§ Written request: Copy out every record precisely.

§ Records shown:

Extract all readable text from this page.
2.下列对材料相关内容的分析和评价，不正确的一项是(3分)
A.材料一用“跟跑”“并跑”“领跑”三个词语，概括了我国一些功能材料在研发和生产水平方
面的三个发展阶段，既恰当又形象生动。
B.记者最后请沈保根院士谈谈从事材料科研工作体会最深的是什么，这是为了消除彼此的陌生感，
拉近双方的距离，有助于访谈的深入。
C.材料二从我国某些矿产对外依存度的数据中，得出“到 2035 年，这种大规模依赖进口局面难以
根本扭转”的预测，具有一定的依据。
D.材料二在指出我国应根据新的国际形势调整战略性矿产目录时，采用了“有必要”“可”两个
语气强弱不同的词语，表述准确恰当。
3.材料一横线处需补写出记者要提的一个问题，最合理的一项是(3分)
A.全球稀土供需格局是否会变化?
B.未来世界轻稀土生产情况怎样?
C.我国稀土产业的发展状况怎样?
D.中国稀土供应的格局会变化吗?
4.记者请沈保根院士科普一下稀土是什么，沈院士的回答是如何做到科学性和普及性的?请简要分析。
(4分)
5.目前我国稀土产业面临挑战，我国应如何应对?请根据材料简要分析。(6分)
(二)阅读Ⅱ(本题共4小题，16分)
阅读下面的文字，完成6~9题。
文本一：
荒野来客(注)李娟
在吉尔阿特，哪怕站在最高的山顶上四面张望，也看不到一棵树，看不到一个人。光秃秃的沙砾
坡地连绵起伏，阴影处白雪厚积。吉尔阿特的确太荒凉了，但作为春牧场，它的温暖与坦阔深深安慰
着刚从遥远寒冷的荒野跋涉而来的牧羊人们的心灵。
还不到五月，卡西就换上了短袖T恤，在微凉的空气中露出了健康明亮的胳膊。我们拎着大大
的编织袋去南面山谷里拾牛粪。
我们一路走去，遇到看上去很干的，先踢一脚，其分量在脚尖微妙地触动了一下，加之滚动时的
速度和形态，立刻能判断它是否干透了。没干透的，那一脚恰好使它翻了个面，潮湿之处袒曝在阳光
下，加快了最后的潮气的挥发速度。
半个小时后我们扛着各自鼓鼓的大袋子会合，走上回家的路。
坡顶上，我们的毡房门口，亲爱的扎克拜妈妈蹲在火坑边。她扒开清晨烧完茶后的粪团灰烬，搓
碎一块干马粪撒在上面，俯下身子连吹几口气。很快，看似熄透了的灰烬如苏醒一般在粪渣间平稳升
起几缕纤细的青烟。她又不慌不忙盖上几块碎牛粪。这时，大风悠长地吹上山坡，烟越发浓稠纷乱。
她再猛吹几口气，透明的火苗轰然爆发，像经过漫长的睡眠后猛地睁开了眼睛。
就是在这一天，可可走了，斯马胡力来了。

§ Solution for this exercise:
Extract all readable text from this page.
2.下列对材料相关内容的分析和评价，不正确的一项是(3分)
A.材料一用“跟跑”“并跑”“领跑”三个词语，概括了我国一些功能材料在研发和生产水平方
面的三个发展阶段，既恰当又形象生动。
B.记者最后请沈保根院士谈谈从事材料科研工作体会最深的是什么，这是为了消除彼此的陌生感，
拉近双方的距离，有助于访谈的深入。
C.材料二从我国某些矿产对外依存度的数据中，得出“到 2035 年，这种大规模依赖进口局面难以
根本扭转”的预测，具有一定的依据。
D.材料二在指出我国应根据新的国际形势调整战略性矿产目录时，采用了“有必要”“可”两个
语气强弱不同的词语，表述准确恰当。
3.材料一横线处需补写出记者要提的一个问题，最合理的一项是(3分)
A.全球稀土供需格局是否会变化?
B.未来世界轻稀土生产情况怎样?
C.我国稀土产业的发展状况怎样?
D.中国稀土供应的格局会变化吗?
4.记者请沈保根院士科普一下稀土是什么，沈院士的回答是如何做到科学性和普及性的?请简要分析。
(4分)
5.目前我国稀土产业面临挑战，我国应如何应对?请根据材料简要分析。(6分)
(二)阅读Ⅱ(本题共4小题，16分)
阅读下面的文字，完成6~9题。
文本一：
荒野来客(注)李娟
在吉尔阿特，哪怕站在最高的山顶上四面张望，也看不到一棵树，看不到一个人。光秃秃的沙砾
坡地连绵起伏，阴影处白雪厚积。吉尔阿特的确太荒凉了，但作为春牧场，它的温暖与坦阔深深安慰
着刚从遥远寒冷的荒野跋涉而来的牧羊人们的心灵。
还不到五月，卡西就换上了短袖T恤，在微凉的空气中露出了健康明亮的胳膊。我们拎着大大
的编织袋去南面山谷里拾牛粪。
我们一路走去，遇到看上去很干的，先踢一脚，其分量在脚尖微妙地触动了一下，加之滚动时的
速度和形态，立刻能判断它是否干透了。没干透的，那一脚恰好使它翻了个面，潮湿之处袒曝在阳光
下，加快了最后的潮气的挥发速度。
半个小时后我们扛着各自鼓鼓的大袋子会合，走上回家的路。
坡顶上，我们的毡房门口，亲爱的扎克拜妈妈蹲在火坑边。她扒开清晨烧完茶后的粪团灰烬，搓
碎一块干马粪撒在上面，俯下身子连吹几口气。很快，看似熄透了的灰烬如苏醒一般在粪渣间平稳升
起几缕纤细的青烟。她又不慌不忙盖上几块碎牛粪。这时，大风悠长地吹上山坡，烟越发浓稠纷乱。
她再猛吹几口气，透明的火苗轰然爆发，像经过漫长的睡眠后猛地睁开了眼睛。
就是在这一天，可可走了，斯马胡力来了。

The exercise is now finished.